**Objective:**
Show only lines that include "screenshot".
— START OF Dataset —
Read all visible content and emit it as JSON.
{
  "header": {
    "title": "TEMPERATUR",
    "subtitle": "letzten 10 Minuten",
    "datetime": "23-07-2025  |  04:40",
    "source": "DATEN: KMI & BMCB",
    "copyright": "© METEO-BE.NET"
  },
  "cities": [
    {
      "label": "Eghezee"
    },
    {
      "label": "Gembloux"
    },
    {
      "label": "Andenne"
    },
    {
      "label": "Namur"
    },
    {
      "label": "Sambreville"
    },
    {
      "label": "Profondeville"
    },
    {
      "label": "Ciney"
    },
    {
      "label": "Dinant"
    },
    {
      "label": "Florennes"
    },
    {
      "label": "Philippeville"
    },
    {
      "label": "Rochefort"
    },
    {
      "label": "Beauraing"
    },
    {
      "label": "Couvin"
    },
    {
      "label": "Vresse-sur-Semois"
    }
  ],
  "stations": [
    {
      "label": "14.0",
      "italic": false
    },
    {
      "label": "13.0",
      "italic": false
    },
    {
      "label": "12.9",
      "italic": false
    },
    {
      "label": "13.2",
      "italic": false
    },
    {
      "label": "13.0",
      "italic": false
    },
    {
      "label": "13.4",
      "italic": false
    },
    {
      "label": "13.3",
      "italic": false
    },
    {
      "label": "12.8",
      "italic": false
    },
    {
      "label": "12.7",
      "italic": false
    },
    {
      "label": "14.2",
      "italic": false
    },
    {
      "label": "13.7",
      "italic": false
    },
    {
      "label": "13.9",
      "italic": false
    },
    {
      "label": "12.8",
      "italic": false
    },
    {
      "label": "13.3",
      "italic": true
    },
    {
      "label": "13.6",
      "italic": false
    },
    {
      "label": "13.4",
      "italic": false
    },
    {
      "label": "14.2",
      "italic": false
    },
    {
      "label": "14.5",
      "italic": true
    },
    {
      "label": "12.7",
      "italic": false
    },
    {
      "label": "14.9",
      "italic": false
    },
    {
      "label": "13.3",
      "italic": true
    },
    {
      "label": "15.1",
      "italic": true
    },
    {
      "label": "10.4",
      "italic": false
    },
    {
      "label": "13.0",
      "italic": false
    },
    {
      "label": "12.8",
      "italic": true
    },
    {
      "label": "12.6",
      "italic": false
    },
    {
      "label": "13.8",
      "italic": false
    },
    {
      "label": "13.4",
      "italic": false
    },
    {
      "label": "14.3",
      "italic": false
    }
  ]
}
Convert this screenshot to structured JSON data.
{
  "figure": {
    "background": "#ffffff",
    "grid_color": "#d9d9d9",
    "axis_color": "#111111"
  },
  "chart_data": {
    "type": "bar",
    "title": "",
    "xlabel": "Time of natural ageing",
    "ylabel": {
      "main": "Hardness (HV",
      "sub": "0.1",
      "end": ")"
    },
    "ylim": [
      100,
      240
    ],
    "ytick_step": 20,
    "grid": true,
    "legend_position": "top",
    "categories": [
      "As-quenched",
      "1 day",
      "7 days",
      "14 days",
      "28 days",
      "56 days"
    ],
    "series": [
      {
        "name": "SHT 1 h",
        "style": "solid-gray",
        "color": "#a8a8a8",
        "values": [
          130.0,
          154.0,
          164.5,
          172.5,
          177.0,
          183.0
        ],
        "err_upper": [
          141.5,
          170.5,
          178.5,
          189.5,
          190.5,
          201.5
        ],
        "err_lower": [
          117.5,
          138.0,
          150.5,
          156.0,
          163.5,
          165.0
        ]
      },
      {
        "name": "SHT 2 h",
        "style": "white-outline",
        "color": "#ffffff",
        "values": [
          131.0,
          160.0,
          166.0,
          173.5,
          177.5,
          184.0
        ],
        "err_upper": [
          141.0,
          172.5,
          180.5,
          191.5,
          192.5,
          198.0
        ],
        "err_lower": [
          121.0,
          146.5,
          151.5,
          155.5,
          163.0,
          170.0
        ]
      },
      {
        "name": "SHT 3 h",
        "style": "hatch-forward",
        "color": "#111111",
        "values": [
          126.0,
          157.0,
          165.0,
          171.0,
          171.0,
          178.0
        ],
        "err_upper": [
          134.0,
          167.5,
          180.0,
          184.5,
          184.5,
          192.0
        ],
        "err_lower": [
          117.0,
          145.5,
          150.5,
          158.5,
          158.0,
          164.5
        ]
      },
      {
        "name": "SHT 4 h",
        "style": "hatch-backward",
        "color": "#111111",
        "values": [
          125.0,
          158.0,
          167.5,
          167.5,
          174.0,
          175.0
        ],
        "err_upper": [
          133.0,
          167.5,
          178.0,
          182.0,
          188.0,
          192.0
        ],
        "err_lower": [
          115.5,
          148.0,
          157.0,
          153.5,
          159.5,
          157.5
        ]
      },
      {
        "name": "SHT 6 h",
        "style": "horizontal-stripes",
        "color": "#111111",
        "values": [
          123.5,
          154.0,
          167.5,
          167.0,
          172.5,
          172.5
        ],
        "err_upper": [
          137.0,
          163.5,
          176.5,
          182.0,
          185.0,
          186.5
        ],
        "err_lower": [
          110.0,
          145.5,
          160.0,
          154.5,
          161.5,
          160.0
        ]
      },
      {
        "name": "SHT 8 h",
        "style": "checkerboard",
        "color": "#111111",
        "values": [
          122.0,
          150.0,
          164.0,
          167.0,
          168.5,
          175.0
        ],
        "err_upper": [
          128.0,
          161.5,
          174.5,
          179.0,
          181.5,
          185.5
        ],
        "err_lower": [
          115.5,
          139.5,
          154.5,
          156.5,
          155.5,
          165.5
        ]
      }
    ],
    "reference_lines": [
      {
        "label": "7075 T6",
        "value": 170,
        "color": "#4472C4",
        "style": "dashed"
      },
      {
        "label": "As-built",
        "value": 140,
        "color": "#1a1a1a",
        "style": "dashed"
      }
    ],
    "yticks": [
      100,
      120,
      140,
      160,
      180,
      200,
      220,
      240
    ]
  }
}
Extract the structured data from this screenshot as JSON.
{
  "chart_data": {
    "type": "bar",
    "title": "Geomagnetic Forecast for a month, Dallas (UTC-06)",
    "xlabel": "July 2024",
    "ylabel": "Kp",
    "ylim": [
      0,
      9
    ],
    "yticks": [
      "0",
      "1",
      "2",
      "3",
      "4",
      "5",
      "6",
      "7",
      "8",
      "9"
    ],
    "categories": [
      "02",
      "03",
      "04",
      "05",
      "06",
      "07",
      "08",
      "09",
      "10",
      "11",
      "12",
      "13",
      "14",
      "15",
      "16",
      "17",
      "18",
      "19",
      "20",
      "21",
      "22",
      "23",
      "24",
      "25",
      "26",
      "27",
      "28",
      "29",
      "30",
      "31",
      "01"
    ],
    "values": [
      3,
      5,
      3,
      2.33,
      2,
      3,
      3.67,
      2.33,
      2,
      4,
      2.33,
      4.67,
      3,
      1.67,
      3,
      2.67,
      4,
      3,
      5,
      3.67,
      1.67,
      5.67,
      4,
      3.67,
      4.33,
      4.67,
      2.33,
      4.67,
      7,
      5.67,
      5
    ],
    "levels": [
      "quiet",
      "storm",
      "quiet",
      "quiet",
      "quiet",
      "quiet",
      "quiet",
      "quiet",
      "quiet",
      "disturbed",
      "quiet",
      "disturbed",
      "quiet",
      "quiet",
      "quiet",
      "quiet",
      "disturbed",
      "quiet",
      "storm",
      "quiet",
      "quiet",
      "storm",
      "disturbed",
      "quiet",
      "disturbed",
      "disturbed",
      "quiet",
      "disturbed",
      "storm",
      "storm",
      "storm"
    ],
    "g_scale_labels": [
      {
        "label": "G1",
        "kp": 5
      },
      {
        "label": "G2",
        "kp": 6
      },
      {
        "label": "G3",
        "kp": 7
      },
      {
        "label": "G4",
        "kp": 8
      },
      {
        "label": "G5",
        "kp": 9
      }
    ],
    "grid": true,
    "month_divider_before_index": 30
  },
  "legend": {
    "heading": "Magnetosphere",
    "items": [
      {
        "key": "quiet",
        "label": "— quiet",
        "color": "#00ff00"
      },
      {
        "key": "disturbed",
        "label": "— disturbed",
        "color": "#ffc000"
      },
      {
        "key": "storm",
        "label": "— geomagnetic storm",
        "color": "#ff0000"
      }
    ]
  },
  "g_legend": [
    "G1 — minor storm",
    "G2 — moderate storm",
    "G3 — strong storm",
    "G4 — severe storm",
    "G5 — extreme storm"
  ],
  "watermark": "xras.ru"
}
— END OF Dataset —
**Response to the exercise:**
Convert this screenshot to structured JSON data.
Extract the structured data from this screenshot as JSON.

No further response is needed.